### Goal 1
In the essay on Nietzsche's nihilism, which thinker is cited as saying that Nietzsche bought into a type of heteromorphism?
### Goal 2
Continue the essay on Nietzsche's nihilism, starting right after its final sentence.

───── Document text

Dr. Sean Kelly, who holds a chair at Harvard’s philosophy department, recently wrote about Nietzsche’s nihilism and how such a nihilism opens up the culture for other narratives. He reflects on Nietzsche’s proclamation that “God is dead” and how this actually referred to a culture without meaning; that such a culture actually paves the way for other narratives. After all, if humans are judged outside of God, we can be quite a bit more inclusive in our society.
Unfortunately for Dr. Kelly – and I say this hoping it’s not too presumptuous – he needs to re-read Nietzsche. I would say, “Who am I to question a professor of philosophy at Harvard University,” but such a question would go against everything Nietzsche stood for. For one’s degree does not matter to Zarathustra, merely if one is a free spirit, an emerging man, a Übermensch. Thus, the degree doesn’t count as much as the knowledge. With this knowledge, I set out to challenge Kelly’s understanding of Nietzsche.
Did Nietzsche truly pave the way for a society of multiple orders and values? The answer, quite simply, is no. Note what Kelly says here concerning the implications for the “death of God” in modern society:
Whatever role religion plays in our society today, it is not this [a central, fundamental role] one. For today’s religious believers feel strong social pressure to admit that someone who doesn’t share their religious belief might nevertheless be living a life worthy of their admiration. That is not to say that every religious believer accepts this constraint. But to the extent that they do not, then society now rightly condemns them as dangerous religious fanatics rather than sanctioning them as scions of the Church or mosque. God is dead, therefore, in a very particular sense. He no longer plays his traditional social role of organizing us around a commitment to a single right way to live. Nihilism is one state a culture may reach when it no longer has a unique and agreed upon social ground.
The idea that Nihilism somehow paves the way for a heterogenic society that succeeds is absurd. Rather, as John Caputo correctly notes, Nietzsche bought into a type of heteromorphism, whereas what Kelly is supporting (or so it seems) is far more heteronomic. The two words refer to two different types of nihilism (if nihilism can be a type, if nihilism can be split). Both acknowledge that nothing in the world matters, that 4.5 billion years from now when the world comes to an end, the cosmos won’t care two bits about what you did, that the stars we gaze at now do not gaze back at us, because we do not matter to them. But where they differ is that heteromorphism, “…is unresponsive, unmoved by the call of the other (alter), the response to which it says is essentially reactive. (pg. 67)” Nietzsche wanted to avoid being reactive to another because to be reactive would force one to be a slave to the other, which ruins the idea of the Übermensch. How can I be a free spirit if I am constantly obliged to the other?
What Kelly supports is far more heteronomic, once that calls for multiple viewpoints in a culture that creates what Caputo would call a “beautiful poetic.” Under such a culture, I have an obligation to the other because the other places the obligation upon me. I do not seek out the obligation, I do not create the obligation, it simply happens to me.

──────────
───── Supplied material

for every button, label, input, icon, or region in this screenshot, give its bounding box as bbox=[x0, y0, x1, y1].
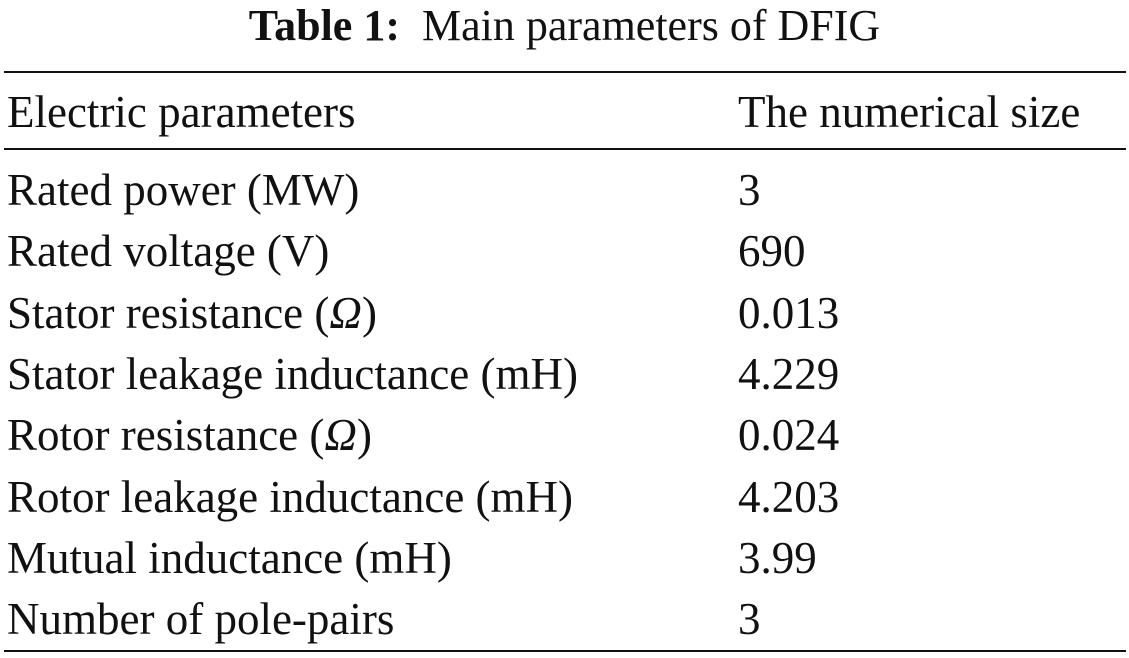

──────────

### Exercise output 1
John Caputo

### Exercise output 2
So when Kelly makes the following claim about Nihilism, one must look upon Kelly with the greatest amount of skepticism:
On the positive end, when it is no longer clear in a culture what its most basic commitments are, when the structure of a worthwhile and well-lived life is no longer agreed upon and taken for granted, then a new sense of freedom may open up. Ways of living life that had earlier been marginalized or demonized may now achieve recognition or even be held up and celebrated. Social mobility ─ for African Americans, gays, women, workers, people with disabilities or others who had been held down by the traditional culture ─ may finally become a possibility. The exploration and articulation of these new possibilities for living a life was found in such great 20th-century figures as Martin Luther King, Jr., Simone de Beauvoir, Studs Terkel, and many others.
Can one really imagine Nietzsche, the writer of honest works such as Beyond Good and Evil and On the Genealogy of Morality to support such heteronomism, such openness, especially towards groups that Nietzsche lambasted?
Though it may not matter to continental philosophers and nihilists, heteronomism is an illogical leap; a grand non sequitur to the nihilism Nietzsche presented the world. If nothing ultimately matters, then all that matters is what I say matters; thus, the autonomous free spirit, the one who is capable of transcending obligations and living for one’s self and causing others to live the same way, that is, the Übermensch, this is the one who creates a new society and founds a new freedom. Can we honestly say that Nietzsche had women in mind when he compared them to cows? Would Nietzsche care about women liberation? The answer is no, because to him, feminist liberation was akin to a type of moralization that brought about obligation; I allow the woman to be free because I am obligated to do so. Thus, I become a slave to the woman. Nietzsche’s mustache would twitch violently at Kelly’s suggestion.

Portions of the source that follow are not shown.